WHAT THIS TASK INVOLVES
Tell how many lines contain the word "Income". Reply with the number only.

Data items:
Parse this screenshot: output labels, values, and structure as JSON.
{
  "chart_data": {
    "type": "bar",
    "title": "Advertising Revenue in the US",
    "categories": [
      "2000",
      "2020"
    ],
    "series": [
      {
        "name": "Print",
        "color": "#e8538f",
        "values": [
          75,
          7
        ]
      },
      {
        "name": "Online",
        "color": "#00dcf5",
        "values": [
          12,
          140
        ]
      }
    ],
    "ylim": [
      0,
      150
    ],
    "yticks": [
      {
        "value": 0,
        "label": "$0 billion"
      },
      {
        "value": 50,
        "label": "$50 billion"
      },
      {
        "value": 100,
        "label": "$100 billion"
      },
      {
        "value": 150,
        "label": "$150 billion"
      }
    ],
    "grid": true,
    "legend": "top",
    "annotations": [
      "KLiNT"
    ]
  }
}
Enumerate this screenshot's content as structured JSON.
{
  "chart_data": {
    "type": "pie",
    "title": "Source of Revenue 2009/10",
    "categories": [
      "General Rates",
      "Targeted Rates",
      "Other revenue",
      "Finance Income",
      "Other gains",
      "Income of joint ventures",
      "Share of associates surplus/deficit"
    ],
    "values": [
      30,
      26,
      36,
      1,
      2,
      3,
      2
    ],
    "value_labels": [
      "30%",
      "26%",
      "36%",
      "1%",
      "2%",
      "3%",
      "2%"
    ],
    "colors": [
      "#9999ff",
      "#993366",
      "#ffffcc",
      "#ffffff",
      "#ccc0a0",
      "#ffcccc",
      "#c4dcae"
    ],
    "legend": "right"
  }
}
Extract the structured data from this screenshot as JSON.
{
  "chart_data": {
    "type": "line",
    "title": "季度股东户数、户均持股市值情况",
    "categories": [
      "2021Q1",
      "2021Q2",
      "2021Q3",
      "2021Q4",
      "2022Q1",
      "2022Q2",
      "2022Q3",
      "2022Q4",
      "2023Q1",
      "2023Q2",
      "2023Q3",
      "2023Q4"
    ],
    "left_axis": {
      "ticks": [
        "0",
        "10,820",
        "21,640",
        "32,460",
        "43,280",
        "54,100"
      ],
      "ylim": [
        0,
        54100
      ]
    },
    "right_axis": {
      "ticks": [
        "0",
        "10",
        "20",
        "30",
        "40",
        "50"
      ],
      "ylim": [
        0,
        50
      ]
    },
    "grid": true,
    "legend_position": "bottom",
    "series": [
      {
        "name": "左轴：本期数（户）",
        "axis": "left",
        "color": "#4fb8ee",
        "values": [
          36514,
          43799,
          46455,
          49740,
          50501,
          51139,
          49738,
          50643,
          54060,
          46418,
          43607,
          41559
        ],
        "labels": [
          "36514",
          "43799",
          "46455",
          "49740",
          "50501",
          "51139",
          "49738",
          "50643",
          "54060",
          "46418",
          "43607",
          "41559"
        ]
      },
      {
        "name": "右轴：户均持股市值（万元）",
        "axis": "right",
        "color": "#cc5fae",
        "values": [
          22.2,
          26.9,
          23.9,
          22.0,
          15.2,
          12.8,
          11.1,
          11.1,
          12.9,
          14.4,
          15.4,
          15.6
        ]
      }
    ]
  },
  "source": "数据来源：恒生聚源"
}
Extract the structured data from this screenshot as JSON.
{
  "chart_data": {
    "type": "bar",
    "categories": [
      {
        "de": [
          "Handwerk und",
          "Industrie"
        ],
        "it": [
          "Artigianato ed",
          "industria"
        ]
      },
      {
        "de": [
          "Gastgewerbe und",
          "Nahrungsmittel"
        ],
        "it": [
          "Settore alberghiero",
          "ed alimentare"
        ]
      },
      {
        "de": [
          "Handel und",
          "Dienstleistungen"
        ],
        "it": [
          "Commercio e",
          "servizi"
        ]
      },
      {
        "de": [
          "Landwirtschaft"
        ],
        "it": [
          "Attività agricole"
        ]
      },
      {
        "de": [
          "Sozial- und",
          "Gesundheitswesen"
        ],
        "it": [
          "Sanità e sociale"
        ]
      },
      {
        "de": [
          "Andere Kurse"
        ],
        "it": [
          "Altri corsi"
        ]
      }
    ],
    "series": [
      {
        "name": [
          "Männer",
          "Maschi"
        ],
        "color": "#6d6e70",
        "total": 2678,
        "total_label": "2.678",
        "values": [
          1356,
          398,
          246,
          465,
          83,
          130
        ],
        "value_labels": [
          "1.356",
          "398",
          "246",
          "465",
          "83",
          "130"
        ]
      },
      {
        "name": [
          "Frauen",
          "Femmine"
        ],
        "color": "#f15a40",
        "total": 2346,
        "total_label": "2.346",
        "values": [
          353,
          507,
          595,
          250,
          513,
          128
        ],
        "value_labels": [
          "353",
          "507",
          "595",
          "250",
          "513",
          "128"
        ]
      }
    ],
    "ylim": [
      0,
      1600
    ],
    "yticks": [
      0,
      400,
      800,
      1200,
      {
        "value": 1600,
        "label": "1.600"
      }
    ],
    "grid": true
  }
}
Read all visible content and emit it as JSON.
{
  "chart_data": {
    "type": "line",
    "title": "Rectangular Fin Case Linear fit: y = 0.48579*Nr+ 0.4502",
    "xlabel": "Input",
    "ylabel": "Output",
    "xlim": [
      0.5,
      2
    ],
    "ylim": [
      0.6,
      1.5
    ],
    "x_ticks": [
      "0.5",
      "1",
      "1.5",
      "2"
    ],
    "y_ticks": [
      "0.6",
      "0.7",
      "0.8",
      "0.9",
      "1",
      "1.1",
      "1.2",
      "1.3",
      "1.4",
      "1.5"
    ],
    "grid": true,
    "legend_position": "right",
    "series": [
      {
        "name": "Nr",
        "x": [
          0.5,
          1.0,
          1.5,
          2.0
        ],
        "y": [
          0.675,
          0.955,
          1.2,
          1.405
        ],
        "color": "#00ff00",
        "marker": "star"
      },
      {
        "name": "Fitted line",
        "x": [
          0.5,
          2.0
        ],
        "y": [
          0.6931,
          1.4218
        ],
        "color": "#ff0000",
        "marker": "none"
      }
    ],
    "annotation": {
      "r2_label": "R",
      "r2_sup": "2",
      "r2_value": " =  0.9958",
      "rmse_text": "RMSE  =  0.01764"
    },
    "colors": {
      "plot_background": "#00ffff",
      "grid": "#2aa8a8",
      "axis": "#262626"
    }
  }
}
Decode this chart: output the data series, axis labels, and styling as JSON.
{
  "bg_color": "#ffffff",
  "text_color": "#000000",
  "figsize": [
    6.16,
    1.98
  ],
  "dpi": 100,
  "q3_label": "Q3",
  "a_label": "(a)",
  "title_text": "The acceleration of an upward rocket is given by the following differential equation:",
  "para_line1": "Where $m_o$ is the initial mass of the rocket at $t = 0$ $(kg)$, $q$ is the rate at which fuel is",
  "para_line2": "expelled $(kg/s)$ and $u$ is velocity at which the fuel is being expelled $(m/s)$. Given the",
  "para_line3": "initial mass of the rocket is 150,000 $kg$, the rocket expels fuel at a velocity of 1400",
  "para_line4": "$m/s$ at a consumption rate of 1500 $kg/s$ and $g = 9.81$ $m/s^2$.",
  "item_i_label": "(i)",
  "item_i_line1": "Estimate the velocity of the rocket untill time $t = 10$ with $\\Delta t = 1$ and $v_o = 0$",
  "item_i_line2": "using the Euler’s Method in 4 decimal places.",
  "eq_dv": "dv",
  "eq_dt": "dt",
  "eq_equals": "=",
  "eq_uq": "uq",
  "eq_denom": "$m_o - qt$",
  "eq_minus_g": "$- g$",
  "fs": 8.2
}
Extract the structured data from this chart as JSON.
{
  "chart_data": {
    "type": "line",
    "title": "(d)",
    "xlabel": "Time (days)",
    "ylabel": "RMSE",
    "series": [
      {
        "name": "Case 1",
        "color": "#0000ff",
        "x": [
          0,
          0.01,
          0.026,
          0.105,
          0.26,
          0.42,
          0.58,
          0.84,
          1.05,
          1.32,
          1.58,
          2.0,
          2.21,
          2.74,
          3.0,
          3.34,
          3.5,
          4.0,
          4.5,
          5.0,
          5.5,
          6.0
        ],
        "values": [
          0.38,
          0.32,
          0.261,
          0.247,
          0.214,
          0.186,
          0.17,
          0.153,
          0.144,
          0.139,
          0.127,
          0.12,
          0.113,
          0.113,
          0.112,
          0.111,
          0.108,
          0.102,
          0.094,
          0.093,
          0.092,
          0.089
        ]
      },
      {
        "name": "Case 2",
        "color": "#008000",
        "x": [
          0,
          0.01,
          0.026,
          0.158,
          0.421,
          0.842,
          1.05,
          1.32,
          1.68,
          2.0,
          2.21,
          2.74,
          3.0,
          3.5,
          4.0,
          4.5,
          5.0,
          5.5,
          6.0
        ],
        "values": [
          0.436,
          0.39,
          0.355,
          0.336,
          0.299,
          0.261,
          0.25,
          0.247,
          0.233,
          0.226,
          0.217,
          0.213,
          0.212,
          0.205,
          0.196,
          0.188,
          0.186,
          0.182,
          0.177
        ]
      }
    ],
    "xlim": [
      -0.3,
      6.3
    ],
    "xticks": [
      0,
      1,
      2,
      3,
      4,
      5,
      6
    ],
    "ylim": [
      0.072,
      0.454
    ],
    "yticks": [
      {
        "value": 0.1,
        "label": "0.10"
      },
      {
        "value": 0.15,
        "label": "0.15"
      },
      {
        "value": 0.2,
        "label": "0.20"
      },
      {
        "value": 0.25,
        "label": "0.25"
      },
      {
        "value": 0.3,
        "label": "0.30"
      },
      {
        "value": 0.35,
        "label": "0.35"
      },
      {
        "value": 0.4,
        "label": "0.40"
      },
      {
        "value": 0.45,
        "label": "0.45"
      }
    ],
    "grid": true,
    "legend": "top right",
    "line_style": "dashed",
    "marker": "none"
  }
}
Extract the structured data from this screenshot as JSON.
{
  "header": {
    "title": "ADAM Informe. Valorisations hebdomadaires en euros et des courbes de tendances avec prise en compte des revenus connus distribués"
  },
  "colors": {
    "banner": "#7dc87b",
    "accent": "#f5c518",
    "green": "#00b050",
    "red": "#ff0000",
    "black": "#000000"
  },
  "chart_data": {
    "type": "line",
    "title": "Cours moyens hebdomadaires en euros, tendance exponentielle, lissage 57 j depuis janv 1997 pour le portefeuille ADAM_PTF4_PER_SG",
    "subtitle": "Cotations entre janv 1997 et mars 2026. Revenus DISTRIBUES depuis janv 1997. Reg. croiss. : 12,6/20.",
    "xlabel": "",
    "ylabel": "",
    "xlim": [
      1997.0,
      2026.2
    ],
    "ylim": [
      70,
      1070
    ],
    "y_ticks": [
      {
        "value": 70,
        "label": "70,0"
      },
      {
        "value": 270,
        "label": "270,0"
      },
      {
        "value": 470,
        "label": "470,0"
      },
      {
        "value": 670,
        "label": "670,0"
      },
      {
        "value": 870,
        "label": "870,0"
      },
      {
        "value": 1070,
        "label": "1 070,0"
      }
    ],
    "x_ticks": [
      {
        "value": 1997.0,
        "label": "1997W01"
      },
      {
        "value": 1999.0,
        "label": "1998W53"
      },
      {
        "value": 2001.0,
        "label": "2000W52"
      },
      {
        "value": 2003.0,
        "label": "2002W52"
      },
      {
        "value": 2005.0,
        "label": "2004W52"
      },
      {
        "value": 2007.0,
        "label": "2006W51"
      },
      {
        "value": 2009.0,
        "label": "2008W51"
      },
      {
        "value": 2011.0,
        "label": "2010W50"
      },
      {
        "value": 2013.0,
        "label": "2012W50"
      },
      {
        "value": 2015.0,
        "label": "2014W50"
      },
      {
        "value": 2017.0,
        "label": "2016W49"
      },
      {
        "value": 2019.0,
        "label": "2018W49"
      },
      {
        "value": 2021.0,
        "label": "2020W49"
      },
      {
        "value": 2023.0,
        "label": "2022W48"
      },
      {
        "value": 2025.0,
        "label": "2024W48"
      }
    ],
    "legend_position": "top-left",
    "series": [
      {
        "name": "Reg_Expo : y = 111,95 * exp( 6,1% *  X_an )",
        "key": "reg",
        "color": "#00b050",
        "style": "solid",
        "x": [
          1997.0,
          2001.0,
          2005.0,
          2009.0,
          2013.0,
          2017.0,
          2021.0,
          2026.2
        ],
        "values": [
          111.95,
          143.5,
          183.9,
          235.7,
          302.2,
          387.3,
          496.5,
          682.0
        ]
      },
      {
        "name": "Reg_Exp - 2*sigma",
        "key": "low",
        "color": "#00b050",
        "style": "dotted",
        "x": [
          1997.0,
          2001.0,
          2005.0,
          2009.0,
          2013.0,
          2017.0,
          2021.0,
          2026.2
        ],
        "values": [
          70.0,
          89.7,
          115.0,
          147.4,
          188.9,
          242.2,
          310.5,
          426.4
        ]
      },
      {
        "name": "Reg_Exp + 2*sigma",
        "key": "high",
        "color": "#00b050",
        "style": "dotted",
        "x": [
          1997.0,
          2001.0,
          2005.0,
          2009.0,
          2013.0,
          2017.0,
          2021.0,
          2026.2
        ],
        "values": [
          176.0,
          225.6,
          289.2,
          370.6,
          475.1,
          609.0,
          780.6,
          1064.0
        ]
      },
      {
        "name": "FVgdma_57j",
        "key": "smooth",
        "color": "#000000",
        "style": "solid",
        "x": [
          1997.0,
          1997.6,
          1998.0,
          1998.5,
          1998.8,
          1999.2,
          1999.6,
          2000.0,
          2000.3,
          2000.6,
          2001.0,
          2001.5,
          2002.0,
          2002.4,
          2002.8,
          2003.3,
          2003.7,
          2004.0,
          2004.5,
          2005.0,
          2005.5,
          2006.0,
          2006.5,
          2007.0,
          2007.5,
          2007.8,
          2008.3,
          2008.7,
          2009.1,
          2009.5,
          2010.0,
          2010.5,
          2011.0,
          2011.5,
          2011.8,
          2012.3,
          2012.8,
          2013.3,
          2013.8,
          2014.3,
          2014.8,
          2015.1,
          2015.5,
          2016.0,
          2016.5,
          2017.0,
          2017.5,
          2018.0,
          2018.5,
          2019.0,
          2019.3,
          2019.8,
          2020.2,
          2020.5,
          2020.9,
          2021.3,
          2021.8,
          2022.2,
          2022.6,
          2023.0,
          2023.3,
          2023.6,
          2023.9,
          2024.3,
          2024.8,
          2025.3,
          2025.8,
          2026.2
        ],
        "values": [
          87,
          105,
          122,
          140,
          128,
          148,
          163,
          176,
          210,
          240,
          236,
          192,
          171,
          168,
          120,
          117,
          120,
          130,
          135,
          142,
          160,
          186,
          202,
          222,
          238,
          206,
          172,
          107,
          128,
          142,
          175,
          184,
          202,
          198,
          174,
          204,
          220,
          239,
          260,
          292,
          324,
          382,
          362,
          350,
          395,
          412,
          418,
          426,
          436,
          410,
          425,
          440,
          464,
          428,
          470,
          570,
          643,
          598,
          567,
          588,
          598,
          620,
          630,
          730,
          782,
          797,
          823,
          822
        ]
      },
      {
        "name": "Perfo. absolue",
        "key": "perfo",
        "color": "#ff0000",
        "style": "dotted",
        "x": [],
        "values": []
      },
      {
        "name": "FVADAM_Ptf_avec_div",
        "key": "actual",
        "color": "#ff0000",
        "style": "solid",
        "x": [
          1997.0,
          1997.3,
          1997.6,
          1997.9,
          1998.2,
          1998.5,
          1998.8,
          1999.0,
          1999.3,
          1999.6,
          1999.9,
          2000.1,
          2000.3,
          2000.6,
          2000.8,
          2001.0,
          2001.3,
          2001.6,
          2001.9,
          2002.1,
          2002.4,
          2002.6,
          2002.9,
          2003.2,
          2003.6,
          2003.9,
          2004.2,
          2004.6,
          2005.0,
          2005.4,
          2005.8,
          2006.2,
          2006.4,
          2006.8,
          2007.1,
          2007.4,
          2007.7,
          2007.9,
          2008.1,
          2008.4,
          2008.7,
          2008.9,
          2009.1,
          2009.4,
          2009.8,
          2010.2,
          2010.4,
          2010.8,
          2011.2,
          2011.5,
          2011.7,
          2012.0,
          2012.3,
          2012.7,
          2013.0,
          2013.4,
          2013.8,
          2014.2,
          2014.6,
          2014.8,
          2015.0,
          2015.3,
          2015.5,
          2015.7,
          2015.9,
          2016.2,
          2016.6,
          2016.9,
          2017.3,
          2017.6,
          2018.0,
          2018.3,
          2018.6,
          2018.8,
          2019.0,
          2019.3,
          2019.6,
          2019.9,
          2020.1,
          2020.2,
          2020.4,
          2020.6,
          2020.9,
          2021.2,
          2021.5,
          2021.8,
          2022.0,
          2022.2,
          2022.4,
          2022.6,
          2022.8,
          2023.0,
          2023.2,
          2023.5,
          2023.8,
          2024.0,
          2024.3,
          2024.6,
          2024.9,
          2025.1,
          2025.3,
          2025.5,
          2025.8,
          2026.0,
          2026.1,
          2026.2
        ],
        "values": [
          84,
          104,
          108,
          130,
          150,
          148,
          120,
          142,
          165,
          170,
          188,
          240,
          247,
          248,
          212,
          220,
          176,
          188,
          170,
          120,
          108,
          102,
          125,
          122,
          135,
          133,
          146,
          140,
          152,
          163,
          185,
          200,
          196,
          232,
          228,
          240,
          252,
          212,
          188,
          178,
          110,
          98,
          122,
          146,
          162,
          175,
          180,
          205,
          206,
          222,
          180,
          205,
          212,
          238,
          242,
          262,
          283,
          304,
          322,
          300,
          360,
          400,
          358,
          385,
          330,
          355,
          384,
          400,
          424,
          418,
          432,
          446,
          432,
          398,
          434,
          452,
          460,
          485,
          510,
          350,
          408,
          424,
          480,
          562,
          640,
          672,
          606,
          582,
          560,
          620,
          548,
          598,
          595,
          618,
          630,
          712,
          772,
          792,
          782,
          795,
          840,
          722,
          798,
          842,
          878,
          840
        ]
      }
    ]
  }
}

TASK OUTPUT
2